__Work instructions__
In the listing below, find the line containing "Transcribe this image's". Write out that line and every line after it to the end, exactly and only those.

(Entries taken from a collection)
•••••

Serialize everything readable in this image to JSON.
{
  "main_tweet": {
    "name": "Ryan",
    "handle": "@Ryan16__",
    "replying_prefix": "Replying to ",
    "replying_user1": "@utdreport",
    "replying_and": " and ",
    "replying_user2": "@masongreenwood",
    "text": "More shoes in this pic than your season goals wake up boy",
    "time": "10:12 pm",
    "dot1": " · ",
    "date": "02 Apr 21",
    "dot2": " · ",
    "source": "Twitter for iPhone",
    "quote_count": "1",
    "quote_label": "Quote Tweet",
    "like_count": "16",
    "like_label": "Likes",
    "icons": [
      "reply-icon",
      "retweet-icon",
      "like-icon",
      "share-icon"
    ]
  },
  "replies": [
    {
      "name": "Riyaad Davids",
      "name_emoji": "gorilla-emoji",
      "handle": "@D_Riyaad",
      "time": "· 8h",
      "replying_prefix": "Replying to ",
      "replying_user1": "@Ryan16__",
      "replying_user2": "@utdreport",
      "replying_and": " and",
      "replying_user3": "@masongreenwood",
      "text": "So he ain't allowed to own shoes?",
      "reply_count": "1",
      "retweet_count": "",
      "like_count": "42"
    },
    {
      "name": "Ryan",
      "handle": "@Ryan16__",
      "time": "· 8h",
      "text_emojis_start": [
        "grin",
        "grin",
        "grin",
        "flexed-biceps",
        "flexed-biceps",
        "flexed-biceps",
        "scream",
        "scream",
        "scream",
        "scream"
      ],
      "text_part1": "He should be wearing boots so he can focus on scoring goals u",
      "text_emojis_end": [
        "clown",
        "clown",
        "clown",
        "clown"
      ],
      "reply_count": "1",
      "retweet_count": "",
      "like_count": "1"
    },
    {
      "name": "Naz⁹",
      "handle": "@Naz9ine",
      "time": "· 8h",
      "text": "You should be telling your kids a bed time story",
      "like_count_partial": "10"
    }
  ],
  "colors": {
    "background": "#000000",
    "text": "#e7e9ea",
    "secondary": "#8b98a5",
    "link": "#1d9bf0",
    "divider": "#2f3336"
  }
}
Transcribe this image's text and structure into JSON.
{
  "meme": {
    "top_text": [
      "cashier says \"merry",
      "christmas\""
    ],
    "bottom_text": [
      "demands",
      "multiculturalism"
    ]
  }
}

•••••

__Solution to this exercise__
Transcribe this image's text and structure into JSON.
{
  "meme": {
    "top_text": [
      "cashier says \"merry",
      "christmas\""
    ],
    "bottom_text": [
      "demands",
      "multiculturalism"
    ]
  }
}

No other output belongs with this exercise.